* EXERCISE AIM
Below is a set of records; restate each one word for word.

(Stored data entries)
-------------------------

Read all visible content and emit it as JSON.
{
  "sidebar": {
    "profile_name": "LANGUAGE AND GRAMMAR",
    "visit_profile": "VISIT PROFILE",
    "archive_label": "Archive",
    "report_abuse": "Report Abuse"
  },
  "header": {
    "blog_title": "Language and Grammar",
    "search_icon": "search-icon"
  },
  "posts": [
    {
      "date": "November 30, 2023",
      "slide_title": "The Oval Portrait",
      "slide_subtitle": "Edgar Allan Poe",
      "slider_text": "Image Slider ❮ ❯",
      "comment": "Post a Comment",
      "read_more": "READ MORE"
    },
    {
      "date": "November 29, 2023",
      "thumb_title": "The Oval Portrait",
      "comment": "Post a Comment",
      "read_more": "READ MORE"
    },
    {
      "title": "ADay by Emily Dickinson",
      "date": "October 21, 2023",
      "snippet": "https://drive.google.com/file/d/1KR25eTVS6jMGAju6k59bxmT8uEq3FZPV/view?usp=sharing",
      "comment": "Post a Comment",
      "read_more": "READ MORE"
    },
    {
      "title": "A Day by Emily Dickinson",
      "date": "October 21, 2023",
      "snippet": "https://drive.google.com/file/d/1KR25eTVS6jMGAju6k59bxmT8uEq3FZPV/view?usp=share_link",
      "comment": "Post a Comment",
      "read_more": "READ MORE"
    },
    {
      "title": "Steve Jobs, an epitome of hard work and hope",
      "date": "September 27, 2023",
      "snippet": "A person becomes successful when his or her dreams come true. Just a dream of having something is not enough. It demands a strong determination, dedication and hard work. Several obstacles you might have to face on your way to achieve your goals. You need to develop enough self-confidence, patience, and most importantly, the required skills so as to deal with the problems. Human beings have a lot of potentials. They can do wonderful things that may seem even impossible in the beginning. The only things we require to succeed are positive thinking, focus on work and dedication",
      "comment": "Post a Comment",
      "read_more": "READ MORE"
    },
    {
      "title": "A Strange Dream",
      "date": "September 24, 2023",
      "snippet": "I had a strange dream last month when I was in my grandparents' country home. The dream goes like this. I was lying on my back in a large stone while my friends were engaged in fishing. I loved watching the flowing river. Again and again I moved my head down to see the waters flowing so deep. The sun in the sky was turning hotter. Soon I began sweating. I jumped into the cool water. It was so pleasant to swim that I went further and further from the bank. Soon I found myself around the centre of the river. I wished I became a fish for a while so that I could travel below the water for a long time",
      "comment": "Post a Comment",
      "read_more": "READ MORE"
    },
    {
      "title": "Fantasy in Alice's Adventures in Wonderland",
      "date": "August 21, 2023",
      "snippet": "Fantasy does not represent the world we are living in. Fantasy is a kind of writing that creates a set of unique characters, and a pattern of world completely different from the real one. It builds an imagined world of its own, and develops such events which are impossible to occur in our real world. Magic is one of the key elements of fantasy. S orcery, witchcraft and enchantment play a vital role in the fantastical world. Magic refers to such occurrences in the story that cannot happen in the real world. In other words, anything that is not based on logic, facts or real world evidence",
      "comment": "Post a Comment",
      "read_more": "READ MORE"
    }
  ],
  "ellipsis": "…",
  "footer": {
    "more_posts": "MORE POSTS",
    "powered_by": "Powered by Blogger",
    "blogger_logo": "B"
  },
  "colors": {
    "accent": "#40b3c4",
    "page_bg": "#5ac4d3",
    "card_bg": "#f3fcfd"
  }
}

-------------------------

* FULL RESPONSE
Read all visible content and emit it as JSON.
{
  "sidebar": {
    "profile_name": "LANGUAGE AND GRAMMAR",
    "visit_profile": "VISIT PROFILE",
    "archive_label": "Archive",
    "report_abuse": "Report Abuse"
  },
  "header": {
    "blog_title": "Language and Grammar",
    "search_icon": "search-icon"
  },
  "posts": [
    {
      "date": "November 30, 2023",
      "slide_title": "The Oval Portrait",
      "slide_subtitle": "Edgar Allan Poe",
      "slider_text": "Image Slider ❮ ❯",
      "comment": "Post a Comment",
      "read_more": "READ MORE"
    },
    {
      "date": "November 29, 2023",
      "thumb_title": "The Oval Portrait",
      "comment": "Post a Comment",
      "read_more": "READ MORE"
    },
    {
      "title": "ADay by Emily Dickinson",
      "date": "October 21, 2023",
      "snippet": "https://drive.google.com/file/d/1KR25eTVS6jMGAju6k59bxmT8uEq3FZPV/view?usp=sharing",
      "comment": "Post a Comment",
      "read_more": "READ MORE"
    },
    {
      "title": "A Day by Emily Dickinson",
      "date": "October 21, 2023",
      "snippet": "https://drive.google.com/file/d/1KR25eTVS6jMGAju6k59bxmT8uEq3FZPV/view?usp=share_link",
      "comment": "Post a Comment",
      "read_more": "READ MORE"
    },
    {
      "title": "Steve Jobs, an epitome of hard work and hope",
      "date": "September 27, 2023",
      "snippet": "A person becomes successful when his or her dreams come true. Just a dream of having something is not enough. It demands a strong determination, dedication and hard work. Several obstacles you might have to face on your way to achieve your goals. You need to develop enough self-confidence, patience, and most importantly, the required skills so as to deal with the problems. Human beings have a lot of potentials. They can do wonderful things that may seem even impossible in the beginning. The only things we require to succeed are positive thinking, focus on work and dedication",
      "comment": "Post a Comment",
      "read_more": "READ MORE"
    },
    {
      "title": "A Strange Dream",
      "date": "September 24, 2023",
      "snippet": "I had a strange dream last month when I was in my grandparents' country home. The dream goes like this. I was lying on my back in a large stone while my friends were engaged in fishing. I loved watching the flowing river. Again and again I moved my head down to see the waters flowing so deep. The sun in the sky was turning hotter. Soon I began sweating. I jumped into the cool water. It was so pleasant to swim that I went further and further from the bank. Soon I found myself around the centre of the river. I wished I became a fish for a while so that I could travel below the water for a long time",
      "comment": "Post a Comment",
      "read_more": "READ MORE"
    },
    {
      "title": "Fantasy in Alice's Adventures in Wonderland",
      "date": "August 21, 2023",
      "snippet": "Fantasy does not represent the world we are living in. Fantasy is a kind of writing that creates a set of unique characters, and a pattern of world completely different from the real one. It builds an imagined world of its own, and develops such events which are impossible to occur in our real world. Magic is one of the key elements of fantasy. S orcery, witchcraft and enchantment play a vital role in the fantastical world. Magic refers to such occurrences in the story that cannot happen in the real world. In other words, anything that is not based on logic, facts or real world evidence",
      "comment": "Post a Comment",
      "read_more": "READ MORE"
    }
  ],
  "ellipsis": "…",
  "footer": {
    "more_posts": "MORE POSTS",
    "powered_by": "Powered by Blogger",
    "blogger_logo": "B"
  },
  "colors": {
    "accent": "#40b3c4",
    "page_bg": "#5ac4d3",
    "card_bg": "#f3fcfd"
  }
}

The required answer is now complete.